§ Prompt:
Of the lines in the records that follow, how many include the word "name"? Answer with a bare number.

§ Listed records:

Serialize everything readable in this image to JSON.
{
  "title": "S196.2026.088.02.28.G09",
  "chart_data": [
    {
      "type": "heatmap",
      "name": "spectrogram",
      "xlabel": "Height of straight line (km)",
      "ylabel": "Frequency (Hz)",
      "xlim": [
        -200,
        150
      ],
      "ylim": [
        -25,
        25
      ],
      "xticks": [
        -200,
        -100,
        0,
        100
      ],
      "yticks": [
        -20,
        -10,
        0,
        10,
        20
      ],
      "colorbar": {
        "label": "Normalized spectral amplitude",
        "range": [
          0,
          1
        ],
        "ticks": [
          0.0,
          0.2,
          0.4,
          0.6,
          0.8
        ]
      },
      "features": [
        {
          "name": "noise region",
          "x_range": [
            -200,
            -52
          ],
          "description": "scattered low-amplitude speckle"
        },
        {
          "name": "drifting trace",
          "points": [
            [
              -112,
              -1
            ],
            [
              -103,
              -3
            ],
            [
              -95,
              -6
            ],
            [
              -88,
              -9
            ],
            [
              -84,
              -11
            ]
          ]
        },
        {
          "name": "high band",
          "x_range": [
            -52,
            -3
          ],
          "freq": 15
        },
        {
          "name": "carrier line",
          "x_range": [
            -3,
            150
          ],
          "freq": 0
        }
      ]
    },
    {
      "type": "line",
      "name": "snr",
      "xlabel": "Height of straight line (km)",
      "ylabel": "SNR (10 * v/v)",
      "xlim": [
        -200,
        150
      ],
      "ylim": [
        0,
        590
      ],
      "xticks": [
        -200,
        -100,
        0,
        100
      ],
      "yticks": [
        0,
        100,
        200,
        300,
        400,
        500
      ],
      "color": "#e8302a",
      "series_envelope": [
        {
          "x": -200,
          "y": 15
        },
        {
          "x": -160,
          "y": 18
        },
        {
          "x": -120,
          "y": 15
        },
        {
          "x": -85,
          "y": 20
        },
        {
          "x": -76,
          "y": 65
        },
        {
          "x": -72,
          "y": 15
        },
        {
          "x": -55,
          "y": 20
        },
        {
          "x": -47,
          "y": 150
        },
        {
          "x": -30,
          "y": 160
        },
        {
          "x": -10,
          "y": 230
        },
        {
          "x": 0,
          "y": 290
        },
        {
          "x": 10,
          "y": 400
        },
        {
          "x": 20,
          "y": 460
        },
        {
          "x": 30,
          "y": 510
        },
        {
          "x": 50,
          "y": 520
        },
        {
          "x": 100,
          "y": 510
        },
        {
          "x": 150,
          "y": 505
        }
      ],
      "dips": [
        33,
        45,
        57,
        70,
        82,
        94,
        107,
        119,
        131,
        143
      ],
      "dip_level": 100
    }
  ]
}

§ Full solution:
6